» **Directive**
Filter the records below and copy every line containing the word "object".

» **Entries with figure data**
Start

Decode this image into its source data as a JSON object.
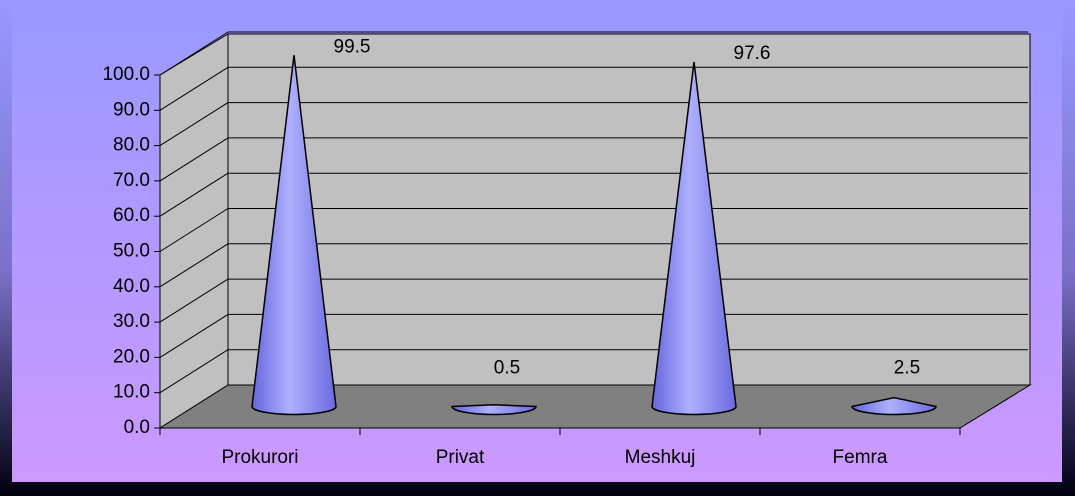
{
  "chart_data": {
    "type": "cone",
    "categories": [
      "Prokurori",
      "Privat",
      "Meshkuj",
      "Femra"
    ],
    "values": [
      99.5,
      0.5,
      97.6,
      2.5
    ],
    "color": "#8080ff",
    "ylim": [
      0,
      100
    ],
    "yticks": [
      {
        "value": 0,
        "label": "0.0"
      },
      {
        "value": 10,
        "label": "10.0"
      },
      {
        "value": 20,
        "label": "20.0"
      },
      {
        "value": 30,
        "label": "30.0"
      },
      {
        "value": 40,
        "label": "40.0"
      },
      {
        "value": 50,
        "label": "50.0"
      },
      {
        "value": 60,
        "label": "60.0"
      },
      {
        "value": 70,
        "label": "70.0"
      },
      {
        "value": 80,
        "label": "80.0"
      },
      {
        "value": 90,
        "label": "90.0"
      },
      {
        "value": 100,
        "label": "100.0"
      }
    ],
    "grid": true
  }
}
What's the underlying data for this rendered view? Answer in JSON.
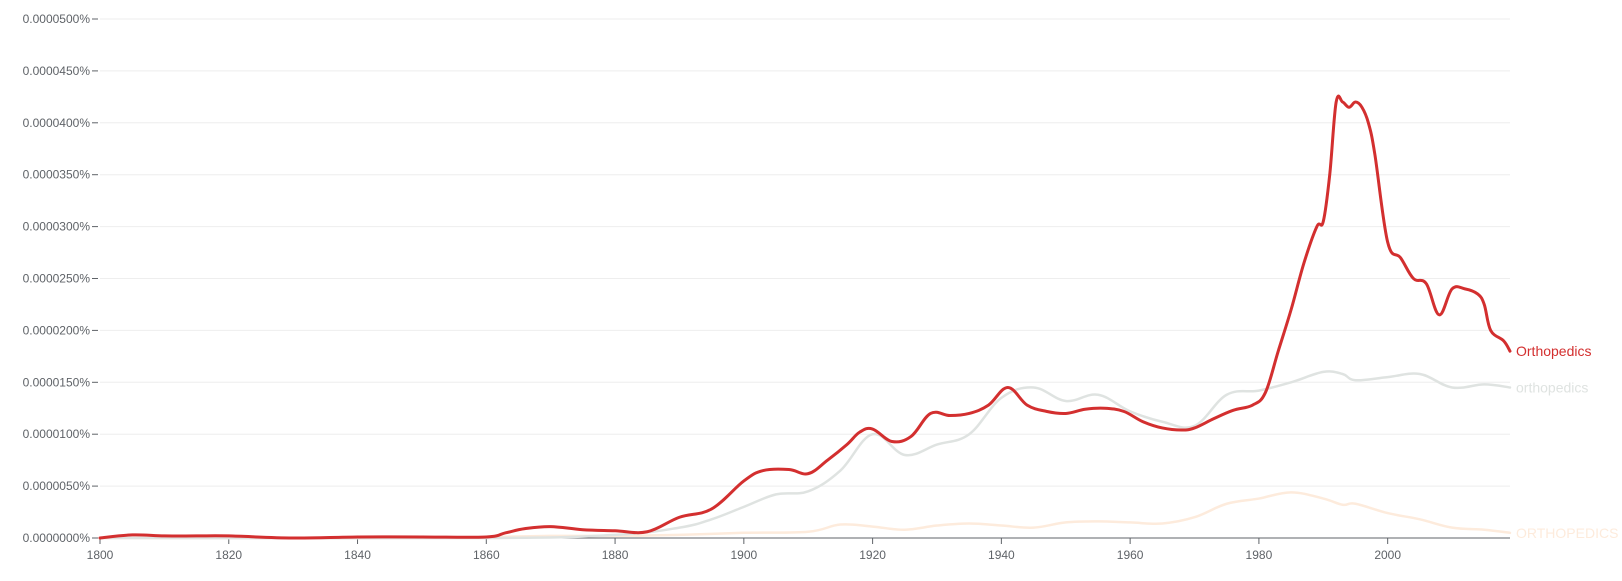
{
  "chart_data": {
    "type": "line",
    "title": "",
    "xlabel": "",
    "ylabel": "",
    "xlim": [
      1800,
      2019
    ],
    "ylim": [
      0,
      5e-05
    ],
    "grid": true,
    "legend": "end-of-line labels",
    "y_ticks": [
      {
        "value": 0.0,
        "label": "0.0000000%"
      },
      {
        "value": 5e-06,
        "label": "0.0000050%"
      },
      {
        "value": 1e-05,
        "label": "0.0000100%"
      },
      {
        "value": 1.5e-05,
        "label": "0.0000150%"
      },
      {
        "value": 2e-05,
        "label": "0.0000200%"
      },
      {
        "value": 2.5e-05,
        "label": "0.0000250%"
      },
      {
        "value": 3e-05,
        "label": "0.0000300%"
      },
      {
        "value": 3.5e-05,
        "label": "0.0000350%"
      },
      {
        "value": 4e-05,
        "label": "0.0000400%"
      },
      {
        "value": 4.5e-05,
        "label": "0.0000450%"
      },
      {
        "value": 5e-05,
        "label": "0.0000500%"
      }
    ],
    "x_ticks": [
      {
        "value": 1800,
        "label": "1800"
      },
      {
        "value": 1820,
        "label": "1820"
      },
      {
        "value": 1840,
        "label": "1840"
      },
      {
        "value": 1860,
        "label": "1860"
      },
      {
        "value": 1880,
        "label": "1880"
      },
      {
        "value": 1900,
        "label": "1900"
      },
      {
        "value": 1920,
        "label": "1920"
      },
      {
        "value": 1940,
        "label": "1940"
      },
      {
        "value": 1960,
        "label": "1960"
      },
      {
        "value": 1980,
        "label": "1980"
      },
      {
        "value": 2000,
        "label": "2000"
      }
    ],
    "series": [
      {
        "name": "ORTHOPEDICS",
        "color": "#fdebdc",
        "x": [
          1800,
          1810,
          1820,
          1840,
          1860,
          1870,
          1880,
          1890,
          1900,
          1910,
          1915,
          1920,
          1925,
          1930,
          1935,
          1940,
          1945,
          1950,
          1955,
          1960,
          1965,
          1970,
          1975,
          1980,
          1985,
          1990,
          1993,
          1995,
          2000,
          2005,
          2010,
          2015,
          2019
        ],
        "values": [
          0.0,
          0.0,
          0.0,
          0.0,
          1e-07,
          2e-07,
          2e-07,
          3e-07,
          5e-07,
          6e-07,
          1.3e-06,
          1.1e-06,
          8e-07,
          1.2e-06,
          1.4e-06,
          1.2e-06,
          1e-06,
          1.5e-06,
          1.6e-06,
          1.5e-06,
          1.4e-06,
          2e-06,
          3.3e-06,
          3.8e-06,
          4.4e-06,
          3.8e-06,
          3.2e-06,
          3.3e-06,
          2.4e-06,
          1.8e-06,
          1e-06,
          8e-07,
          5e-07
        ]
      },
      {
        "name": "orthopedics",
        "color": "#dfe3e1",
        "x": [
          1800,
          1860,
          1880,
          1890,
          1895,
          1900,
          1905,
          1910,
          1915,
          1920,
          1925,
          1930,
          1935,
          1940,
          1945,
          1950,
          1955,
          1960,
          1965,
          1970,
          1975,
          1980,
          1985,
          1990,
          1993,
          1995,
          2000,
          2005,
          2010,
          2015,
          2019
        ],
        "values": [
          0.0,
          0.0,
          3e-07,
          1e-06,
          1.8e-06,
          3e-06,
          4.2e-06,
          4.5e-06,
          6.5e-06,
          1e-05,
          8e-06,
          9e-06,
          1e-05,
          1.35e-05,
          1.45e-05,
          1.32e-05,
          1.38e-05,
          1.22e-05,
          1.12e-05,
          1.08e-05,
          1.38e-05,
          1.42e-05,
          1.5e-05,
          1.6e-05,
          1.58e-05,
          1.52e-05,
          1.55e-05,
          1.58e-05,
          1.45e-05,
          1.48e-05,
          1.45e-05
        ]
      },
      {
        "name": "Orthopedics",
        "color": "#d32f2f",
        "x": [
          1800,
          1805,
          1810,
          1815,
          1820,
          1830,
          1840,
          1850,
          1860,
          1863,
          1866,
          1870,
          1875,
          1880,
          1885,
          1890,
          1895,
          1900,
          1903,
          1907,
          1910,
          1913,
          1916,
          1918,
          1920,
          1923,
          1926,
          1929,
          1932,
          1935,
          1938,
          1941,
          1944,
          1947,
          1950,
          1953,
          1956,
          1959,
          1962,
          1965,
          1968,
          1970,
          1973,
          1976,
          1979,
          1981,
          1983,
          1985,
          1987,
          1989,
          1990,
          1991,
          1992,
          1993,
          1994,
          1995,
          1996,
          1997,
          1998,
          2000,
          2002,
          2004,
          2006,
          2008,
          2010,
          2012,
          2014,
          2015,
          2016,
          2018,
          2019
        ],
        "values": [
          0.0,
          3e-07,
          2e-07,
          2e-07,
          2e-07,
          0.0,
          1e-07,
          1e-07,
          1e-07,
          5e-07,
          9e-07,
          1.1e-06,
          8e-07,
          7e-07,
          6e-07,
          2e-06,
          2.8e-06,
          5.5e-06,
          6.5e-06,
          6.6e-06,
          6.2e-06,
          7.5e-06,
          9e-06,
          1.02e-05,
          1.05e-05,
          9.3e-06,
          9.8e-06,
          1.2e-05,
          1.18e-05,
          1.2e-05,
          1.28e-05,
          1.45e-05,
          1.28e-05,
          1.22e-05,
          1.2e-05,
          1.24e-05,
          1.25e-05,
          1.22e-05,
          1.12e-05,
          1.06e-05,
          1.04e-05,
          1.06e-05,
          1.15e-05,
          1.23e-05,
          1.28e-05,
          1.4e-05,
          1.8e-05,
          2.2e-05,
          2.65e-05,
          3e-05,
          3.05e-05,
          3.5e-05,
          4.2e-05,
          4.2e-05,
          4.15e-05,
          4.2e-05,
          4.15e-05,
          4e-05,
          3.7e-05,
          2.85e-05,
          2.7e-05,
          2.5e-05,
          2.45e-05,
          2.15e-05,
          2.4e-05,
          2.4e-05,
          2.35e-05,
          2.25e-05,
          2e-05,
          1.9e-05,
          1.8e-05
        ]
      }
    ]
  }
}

End
Start

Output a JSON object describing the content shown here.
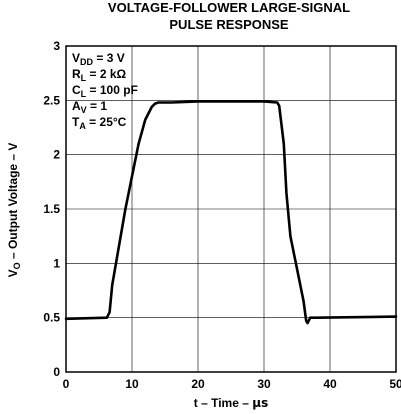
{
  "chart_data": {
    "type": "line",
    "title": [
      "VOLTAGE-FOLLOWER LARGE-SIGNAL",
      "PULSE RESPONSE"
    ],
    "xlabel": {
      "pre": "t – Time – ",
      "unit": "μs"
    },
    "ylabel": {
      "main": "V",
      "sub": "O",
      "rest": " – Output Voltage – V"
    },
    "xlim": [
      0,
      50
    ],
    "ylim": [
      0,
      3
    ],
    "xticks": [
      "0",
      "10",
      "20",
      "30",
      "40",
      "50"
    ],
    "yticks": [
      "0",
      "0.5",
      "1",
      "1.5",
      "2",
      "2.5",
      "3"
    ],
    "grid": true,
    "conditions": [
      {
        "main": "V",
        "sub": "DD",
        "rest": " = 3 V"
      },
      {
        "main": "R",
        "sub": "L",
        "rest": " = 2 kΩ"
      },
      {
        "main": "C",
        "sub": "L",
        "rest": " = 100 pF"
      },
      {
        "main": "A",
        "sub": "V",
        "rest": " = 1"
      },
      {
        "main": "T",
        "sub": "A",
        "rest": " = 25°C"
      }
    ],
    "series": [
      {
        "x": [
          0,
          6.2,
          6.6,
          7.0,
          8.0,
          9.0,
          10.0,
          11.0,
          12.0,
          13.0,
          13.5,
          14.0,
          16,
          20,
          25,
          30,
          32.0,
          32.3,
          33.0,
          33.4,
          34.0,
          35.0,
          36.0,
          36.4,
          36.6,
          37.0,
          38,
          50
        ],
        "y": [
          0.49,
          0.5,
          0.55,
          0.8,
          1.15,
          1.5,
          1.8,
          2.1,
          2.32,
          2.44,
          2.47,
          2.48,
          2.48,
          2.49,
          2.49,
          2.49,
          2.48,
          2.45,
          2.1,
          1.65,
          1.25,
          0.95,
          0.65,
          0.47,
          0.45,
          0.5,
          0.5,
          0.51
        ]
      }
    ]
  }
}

End
Start

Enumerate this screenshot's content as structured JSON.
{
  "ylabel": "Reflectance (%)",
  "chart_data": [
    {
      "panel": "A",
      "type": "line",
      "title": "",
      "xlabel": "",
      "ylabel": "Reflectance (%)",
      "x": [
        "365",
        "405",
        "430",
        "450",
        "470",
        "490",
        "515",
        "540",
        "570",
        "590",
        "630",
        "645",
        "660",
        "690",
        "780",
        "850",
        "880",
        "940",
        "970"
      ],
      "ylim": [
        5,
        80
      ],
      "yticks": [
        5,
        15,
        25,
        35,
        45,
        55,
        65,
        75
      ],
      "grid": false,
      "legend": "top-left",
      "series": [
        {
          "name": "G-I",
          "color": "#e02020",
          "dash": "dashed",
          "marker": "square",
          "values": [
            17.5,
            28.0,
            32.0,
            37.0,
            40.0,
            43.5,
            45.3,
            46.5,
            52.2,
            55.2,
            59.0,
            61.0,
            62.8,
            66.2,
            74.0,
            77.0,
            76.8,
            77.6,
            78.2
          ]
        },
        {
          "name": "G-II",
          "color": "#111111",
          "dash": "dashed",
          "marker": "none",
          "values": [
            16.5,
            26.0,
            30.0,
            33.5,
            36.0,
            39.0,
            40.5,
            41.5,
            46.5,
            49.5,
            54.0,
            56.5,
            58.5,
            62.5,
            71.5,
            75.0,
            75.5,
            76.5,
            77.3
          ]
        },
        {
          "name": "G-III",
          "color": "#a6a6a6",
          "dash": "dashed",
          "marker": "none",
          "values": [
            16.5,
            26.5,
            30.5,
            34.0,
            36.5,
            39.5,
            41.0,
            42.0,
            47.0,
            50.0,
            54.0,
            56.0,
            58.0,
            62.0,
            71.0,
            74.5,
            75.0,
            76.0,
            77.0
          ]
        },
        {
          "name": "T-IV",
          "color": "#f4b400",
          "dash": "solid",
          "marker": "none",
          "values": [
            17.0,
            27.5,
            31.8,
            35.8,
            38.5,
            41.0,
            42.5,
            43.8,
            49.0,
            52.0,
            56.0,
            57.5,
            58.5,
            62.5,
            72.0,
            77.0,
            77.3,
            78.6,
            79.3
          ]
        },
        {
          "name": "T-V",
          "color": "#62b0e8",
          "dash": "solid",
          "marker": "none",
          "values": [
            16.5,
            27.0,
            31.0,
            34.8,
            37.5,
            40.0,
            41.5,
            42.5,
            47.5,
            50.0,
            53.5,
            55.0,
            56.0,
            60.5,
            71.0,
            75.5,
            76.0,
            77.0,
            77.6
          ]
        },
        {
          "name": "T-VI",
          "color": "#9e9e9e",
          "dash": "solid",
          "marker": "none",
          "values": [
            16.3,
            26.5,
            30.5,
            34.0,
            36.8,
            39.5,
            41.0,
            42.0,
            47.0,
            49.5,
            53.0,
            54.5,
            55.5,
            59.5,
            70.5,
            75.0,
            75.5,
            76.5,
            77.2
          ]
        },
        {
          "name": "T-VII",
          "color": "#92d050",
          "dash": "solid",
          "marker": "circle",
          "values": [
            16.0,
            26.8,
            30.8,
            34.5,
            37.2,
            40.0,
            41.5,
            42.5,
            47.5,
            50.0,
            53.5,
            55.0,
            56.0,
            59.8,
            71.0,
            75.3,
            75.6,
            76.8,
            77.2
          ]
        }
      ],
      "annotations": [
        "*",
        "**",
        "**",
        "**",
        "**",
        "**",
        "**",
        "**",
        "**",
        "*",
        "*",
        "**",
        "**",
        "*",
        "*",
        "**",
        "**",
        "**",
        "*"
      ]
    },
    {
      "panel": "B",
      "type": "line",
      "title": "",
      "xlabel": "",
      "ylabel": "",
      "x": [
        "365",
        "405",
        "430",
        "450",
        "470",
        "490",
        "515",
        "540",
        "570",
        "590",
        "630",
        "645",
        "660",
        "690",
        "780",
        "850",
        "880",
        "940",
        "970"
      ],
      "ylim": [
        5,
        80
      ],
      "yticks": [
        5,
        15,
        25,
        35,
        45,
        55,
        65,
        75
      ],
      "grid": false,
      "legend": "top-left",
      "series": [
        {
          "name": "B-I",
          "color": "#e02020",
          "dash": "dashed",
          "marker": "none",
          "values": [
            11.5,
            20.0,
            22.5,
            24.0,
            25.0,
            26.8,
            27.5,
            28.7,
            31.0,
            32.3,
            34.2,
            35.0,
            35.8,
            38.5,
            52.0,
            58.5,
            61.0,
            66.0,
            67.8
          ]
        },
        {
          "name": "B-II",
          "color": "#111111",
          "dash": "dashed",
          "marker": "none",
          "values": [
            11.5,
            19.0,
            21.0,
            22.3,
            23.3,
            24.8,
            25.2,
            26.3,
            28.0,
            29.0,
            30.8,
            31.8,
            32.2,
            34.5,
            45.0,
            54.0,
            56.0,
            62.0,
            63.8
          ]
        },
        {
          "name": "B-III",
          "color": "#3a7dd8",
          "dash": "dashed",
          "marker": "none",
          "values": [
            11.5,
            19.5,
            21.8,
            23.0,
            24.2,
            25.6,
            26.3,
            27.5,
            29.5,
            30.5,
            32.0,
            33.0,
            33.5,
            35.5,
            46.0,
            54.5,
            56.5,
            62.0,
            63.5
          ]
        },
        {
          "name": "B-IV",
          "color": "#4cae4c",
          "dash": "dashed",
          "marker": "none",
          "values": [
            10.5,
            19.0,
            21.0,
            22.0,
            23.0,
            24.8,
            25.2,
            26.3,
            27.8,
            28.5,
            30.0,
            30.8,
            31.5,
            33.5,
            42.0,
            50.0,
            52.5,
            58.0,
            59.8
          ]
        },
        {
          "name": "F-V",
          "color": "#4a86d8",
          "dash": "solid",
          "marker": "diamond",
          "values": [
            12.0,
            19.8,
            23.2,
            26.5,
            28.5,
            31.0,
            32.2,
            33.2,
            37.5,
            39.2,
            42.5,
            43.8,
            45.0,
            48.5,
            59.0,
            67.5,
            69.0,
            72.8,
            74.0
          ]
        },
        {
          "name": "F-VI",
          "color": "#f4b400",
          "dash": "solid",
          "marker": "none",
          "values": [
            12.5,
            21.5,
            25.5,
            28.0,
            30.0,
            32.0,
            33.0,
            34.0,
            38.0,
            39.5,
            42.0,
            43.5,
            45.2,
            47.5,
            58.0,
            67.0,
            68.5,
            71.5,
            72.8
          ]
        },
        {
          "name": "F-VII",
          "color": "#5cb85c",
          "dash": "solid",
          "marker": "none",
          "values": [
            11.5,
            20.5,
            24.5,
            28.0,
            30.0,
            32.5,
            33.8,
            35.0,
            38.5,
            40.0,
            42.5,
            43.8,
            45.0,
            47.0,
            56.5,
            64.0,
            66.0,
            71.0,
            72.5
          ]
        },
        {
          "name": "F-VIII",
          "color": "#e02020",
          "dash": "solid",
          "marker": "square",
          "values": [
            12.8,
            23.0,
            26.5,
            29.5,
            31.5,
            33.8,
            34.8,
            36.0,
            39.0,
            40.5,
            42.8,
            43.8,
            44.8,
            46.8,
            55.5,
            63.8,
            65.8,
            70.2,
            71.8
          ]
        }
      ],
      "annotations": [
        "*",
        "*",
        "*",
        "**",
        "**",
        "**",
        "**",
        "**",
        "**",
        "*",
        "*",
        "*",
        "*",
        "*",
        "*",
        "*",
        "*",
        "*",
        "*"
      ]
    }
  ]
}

End

» **Solved problem**
Decode this image into its source data as a JSON object.
Output a JSON object describing the content shown here.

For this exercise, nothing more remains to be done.